Stand d'Avril-sofiprotéol - EM.

Lire > Green Washing : Le poker menteur des firmes


13 h, deux guides s’autodéclarent et commencent une visite guidée, l’un en français, l’autre en anglais. Le groupe, qui compte de nombreux journalistes, est immédiatement encerclé par les policiers en civil :

« Il faut savoir qu’un plein de voiture avec des agrocarburants représente l’équivalent de la nourriture d’une personne vivant sur le continent africain en un an. Voilà le modèle qu’on nous propose pour sauver le climat, alors que l’agriculture paysanne, en polyculture-élevage, existe », commence le guide francophone.

Toute tentative d’avancée dans les allées est stoppée par les forces de l’ordre qui finissent par bloquer un groupe d’une vingtaine de personnes. « Voilà un autre scandale, s’époumone Sylvain Angeraud, coordinateur des campagnes pour les Amis de la terre, qui a pris la suite de la visite guidée. L’huile de palme prétendument durable est cultivée avec un pesticide reconnu comme neurotoxique par l’OMS, le « paraquat ». Il aurait tué plus d’un million de personnes dans le monde. »

Tentative de visite à l'intérieur du Grand Salon, encadrée par la police. - EM.

« La compensation carbone c’est aussi une grande arnaque, enchaîne-t-il dans la cohue. Ça permet à des entreprises de continuer à polluer. J’aurais aimé pouvoir aller discuter avec mes amis de Pur projet , qui se présentent comme une ONG alors qu’ils sont une entreprise qui a pour client Vinci, GDF Suez et un certain nombre d’autres entreprises qui achètent des crédits de compensations carbone. Je suis allé visiter leur projet au Pérou. Pur projet achète des forêts au Pérou et les autorités du pays interdisent aux communautés de couper un arbre, sous peine d’être poursuivies en justice. »

#### Données fournies
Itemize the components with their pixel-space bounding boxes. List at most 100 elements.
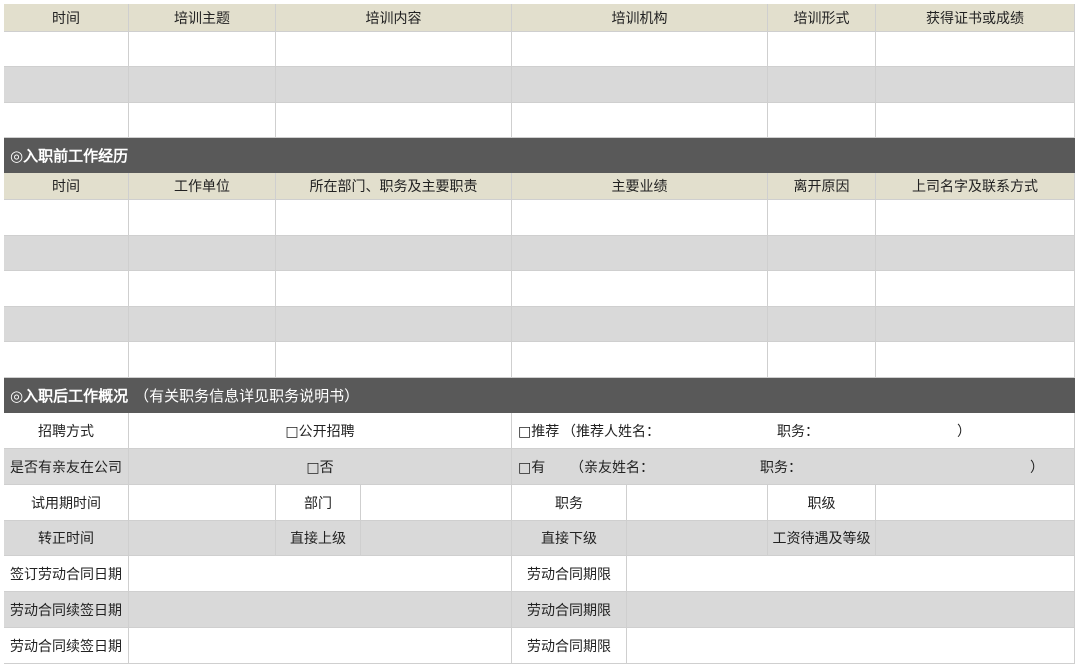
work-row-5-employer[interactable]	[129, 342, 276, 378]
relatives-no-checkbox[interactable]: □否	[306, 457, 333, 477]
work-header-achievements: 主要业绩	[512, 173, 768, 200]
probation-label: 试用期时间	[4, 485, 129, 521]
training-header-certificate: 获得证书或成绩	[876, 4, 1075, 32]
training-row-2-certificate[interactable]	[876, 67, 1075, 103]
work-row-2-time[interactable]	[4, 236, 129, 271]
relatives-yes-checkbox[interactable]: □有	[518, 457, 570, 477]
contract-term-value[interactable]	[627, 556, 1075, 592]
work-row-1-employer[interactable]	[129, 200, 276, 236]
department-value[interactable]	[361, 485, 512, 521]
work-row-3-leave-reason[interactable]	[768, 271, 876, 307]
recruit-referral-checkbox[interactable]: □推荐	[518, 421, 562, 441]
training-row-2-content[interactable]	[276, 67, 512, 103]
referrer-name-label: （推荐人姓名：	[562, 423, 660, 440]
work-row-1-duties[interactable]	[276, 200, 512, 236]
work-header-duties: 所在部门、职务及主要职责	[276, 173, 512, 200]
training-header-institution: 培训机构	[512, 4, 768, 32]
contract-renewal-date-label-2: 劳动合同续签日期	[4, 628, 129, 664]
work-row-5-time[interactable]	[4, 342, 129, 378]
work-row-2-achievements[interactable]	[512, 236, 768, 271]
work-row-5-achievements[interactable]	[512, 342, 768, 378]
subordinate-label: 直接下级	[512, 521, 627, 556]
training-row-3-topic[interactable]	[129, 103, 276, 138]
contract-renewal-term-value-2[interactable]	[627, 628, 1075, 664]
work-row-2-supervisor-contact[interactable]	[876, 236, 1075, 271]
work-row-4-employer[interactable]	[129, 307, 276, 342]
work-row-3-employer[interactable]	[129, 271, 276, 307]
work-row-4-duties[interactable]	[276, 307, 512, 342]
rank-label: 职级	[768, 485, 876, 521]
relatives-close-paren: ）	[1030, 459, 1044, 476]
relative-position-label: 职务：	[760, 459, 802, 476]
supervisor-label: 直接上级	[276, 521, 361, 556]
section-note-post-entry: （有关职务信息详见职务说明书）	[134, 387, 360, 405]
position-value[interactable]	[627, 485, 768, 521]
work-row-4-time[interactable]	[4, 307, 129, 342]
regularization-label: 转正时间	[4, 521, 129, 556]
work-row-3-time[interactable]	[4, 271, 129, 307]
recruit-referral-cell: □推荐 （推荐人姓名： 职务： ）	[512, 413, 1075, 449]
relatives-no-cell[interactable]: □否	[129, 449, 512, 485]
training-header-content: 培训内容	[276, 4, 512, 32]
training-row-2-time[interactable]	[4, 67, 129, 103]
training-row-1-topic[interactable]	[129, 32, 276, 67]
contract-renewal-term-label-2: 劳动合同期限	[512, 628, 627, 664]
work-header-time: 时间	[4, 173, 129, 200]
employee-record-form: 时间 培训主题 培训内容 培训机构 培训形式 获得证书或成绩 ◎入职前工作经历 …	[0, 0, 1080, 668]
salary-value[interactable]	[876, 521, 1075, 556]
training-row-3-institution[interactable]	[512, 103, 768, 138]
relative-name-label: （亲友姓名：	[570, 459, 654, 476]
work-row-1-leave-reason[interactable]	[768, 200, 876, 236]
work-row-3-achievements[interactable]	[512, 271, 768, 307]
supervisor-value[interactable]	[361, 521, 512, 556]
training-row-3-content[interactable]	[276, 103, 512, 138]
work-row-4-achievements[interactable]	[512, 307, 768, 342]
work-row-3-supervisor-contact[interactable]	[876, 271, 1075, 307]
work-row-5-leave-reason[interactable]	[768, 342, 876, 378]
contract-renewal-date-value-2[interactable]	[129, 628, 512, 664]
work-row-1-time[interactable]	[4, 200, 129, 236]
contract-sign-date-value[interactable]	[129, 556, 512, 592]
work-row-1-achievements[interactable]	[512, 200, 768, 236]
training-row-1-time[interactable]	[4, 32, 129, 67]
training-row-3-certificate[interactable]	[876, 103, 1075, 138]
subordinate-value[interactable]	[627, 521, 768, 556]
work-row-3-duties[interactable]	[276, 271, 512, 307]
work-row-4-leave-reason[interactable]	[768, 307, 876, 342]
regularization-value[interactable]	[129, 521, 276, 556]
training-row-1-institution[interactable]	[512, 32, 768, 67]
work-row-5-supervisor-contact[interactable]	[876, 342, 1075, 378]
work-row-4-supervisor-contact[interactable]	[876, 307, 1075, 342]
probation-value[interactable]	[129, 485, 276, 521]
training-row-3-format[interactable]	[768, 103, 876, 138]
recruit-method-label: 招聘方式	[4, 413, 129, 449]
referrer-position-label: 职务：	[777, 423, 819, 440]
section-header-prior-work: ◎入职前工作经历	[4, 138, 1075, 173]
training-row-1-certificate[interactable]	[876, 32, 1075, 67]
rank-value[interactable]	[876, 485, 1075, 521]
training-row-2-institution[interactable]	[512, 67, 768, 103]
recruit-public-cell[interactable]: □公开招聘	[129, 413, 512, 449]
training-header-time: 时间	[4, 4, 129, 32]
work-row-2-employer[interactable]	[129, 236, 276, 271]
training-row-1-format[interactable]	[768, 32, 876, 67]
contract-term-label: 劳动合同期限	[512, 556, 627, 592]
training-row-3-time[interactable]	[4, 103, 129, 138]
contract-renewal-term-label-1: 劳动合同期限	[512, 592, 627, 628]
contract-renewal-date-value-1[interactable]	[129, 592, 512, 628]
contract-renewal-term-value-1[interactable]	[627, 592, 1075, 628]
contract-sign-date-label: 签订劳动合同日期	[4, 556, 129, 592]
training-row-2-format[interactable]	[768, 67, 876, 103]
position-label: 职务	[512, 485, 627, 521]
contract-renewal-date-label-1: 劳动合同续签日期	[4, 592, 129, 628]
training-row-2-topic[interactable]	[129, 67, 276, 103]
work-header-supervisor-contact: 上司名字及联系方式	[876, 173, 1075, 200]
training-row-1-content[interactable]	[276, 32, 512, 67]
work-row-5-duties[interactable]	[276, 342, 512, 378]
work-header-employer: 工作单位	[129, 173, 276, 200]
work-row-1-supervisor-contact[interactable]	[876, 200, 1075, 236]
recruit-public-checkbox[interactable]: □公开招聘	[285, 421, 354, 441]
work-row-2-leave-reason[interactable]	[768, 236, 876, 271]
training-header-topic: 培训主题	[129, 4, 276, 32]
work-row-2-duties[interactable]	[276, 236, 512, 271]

==

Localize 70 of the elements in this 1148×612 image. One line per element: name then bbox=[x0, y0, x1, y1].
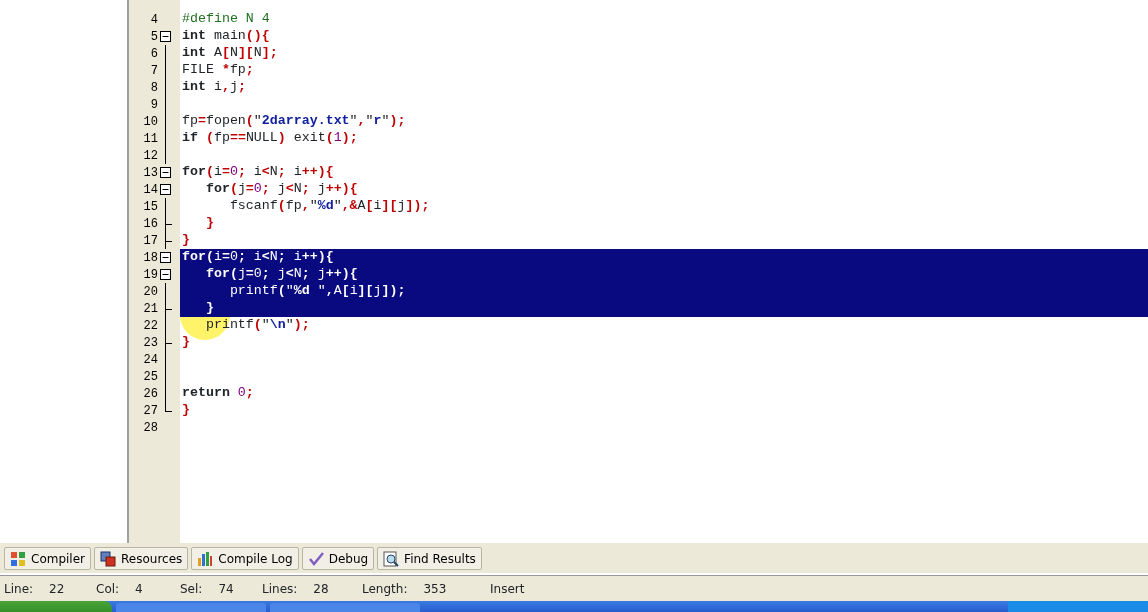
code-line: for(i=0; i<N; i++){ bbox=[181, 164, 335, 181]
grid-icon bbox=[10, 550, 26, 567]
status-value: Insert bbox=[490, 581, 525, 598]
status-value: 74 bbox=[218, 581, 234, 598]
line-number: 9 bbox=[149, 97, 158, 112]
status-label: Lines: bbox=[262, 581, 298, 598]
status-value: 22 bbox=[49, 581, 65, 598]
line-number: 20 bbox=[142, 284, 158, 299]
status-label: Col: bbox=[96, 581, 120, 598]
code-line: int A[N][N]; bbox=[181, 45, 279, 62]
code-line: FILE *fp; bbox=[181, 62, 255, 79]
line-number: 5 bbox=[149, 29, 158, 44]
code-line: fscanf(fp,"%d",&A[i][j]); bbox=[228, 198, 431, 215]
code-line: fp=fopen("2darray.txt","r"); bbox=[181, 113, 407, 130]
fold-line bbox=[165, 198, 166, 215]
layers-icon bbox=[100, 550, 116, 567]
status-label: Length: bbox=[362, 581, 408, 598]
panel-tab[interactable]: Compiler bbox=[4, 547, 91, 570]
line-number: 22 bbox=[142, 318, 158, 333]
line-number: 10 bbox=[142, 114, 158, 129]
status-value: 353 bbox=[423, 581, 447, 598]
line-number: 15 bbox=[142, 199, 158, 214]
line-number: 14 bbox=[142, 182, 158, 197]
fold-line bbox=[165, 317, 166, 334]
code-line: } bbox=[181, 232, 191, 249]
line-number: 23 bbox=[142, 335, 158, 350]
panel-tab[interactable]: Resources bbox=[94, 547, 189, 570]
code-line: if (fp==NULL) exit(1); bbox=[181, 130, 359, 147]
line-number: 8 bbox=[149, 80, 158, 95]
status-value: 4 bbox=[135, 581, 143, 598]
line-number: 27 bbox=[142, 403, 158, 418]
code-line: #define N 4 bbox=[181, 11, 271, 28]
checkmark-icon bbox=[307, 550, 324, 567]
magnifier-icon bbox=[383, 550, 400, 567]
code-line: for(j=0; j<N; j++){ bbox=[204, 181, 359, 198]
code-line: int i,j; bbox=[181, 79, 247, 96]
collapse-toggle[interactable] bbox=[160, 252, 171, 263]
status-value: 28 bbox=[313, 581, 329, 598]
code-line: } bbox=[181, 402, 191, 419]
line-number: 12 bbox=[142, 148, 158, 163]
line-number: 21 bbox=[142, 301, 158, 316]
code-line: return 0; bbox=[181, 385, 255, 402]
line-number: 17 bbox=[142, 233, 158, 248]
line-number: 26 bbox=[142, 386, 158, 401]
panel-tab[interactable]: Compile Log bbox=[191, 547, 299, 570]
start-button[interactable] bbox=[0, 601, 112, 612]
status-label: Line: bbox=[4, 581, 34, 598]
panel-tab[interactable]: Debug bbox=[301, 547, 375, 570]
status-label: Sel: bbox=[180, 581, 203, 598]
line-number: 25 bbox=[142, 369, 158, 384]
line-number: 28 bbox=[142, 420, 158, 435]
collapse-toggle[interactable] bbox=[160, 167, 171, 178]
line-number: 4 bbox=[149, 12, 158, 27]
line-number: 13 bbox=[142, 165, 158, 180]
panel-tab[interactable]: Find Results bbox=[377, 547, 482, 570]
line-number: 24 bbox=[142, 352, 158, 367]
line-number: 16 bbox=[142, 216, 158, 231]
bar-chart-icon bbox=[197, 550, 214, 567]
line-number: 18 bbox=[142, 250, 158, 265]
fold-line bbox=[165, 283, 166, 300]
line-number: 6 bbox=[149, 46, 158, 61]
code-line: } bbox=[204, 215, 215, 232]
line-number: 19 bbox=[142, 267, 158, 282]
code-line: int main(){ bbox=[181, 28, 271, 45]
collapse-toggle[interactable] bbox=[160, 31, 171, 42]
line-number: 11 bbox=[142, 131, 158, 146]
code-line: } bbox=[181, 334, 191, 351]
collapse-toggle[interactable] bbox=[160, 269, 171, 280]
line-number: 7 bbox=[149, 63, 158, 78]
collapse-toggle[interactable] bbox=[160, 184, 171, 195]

#### Tâches
a. Reproduisez, dans l'extrait sur la visite guidée, le passage allant de « Lire > Green » jusqu'à « le guide francophone. ».
b. D'après l'extrait sur la visite guidée, quel pesticide est employé pour cultiver l'huile de palme prétendument durable ?
c. Rédigez la suite de l'extrait sur la visite guidée, à partir de sa dernière phrase.
Les lignes fournies ne sont d'aucune utilité ici.

#### Corrigé
a.
Lire > Green Washing : Le poker menteur des firmes


13 h, deux guides s’autodéclarent et commencent une visite guidée, l’un en français, l’autre en anglais. Le groupe, qui compte de nombreux journalistes, est immédiatement encerclé par les policiers en civil :

« Il faut savoir qu’un plein de voiture avec des agrocarburants représente l’équivalent de la nourriture d’une personne vivant sur le continent africain en un an. Voilà le modèle qu’on nous propose pour sauver le climat, alors que l’agriculture paysanne, en polyculture-élevage, existe », commence le guide francophone.

b. Le paraquat.

c.
Sylvain Angeraud, des Amis de la terre, quelques secondes avant son expulsion. - EM

Alors qu’il tente de poursuivre, il est tiré par le bras et violemment exfiltré par les forces de l’ordre. Le petit groupe subira le même sort, après une vaine tentative de s’asseoir en signe de résistance pacifique. C’est bientôt tout le salon qui sera fermé au public.

Devant le Grand Palais, les quelques 220 personnes triées au faciès, dont l’accès a été refusé, forment une manifestation improvisée. Une banderole est brièvement déployée devant les marches du monument, avant d’être repliée de force par les policiers en civil.

Deux sommations plus tard, la foule déjà émoussée par un jet de lacrymogène, ne demande pas son reste, préférant éviter les interpellations massives qui semblent se profiler.

« Tout ça pour une petite bande d’écolos », soupire une passante qui constate, dépitée, « qu’ils ont probablement coupé le réseau téléphonique ».


Illustration - La société civile violemment expulsée du salon du « greenwashing »

Selon le témoignage d’un exposant, le salon a été entièrement évacué vers 17 h pour faire entrer les chiens démineurs. Un pince-fesse avec VIP devait se tenir en soirée, uniquement sur invitation.